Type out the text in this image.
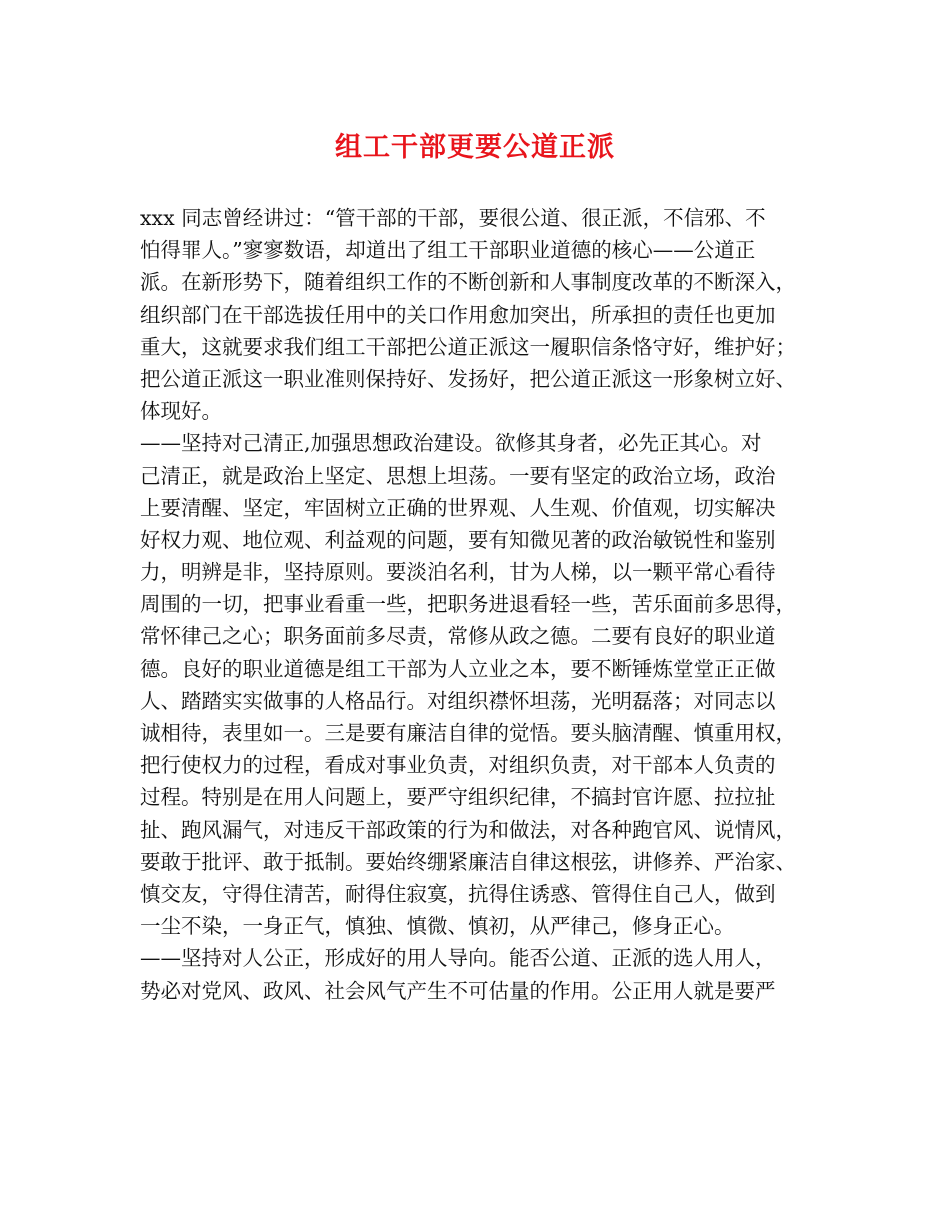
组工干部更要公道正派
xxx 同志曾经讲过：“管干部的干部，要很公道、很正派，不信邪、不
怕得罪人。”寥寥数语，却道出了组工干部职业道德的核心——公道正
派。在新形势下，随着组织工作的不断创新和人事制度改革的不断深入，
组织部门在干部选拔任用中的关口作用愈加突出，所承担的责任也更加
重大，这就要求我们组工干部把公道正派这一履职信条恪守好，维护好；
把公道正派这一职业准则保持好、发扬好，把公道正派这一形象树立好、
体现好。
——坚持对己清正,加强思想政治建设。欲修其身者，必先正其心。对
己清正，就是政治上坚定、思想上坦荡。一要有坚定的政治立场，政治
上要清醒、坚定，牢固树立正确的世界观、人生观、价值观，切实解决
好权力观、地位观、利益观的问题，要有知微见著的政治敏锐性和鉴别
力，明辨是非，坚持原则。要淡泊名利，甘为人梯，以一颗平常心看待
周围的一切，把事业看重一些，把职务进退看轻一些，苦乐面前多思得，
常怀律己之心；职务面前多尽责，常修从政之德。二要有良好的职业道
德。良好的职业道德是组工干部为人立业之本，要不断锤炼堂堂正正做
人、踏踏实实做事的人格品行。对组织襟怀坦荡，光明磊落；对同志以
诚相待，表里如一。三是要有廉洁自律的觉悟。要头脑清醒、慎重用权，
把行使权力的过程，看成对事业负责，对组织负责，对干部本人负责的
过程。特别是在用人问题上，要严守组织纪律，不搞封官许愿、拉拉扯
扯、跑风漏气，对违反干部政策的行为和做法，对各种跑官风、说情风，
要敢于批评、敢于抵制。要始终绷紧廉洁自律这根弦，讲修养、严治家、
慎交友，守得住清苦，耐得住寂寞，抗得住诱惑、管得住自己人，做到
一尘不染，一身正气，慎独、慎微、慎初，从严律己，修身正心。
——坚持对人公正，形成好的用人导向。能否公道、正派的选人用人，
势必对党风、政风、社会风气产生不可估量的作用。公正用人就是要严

Stated goal
Your copy of the data above should match it exactly, except that pictures are left out.

Solved problem
Type out the text in this image.
组工干部更要公道正派
xxx 同志曾经讲过：“管干部的干部，要很公道、很正派，不信邪、不
怕得罪人。”寥寥数语，却道出了组工干部职业道德的核心——公道正
派。在新形势下，随着组织工作的不断创新和人事制度改革的不断深入，
组织部门在干部选拔任用中的关口作用愈加突出，所承担的责任也更加
重大，这就要求我们组工干部把公道正派这一履职信条恪守好，维护好；
把公道正派这一职业准则保持好、发扬好，把公道正派这一形象树立好、
体现好。
——坚持对己清正,加强思想政治建设。欲修其身者，必先正其心。对
己清正，就是政治上坚定、思想上坦荡。一要有坚定的政治立场，政治
上要清醒、坚定，牢固树立正确的世界观、人生观、价值观，切实解决
好权力观、地位观、利益观的问题，要有知微见著的政治敏锐性和鉴别
力，明辨是非，坚持原则。要淡泊名利，甘为人梯，以一颗平常心看待
周围的一切，把事业看重一些，把职务进退看轻一些，苦乐面前多思得，
常怀律己之心；职务面前多尽责，常修从政之德。二要有良好的职业道
德。良好的职业道德是组工干部为人立业之本，要不断锤炼堂堂正正做
人、踏踏实实做事的人格品行。对组织襟怀坦荡，光明磊落；对同志以
诚相待，表里如一。三是要有廉洁自律的觉悟。要头脑清醒、慎重用权，
把行使权力的过程，看成对事业负责，对组织负责，对干部本人负责的
过程。特别是在用人问题上，要严守组织纪律，不搞封官许愿、拉拉扯
扯、跑风漏气，对违反干部政策的行为和做法，对各种跑官风、说情风，
要敢于批评、敢于抵制。要始终绷紧廉洁自律这根弦，讲修养、严治家、
慎交友，守得住清苦，耐得住寂寞，抗得住诱惑、管得住自己人，做到
一尘不染，一身正气，慎独、慎微、慎初，从严律己，修身正心。
——坚持对人公正，形成好的用人导向。能否公道、正派的选人用人，
势必对党风、政风、社会风气产生不可估量的作用。公正用人就是要严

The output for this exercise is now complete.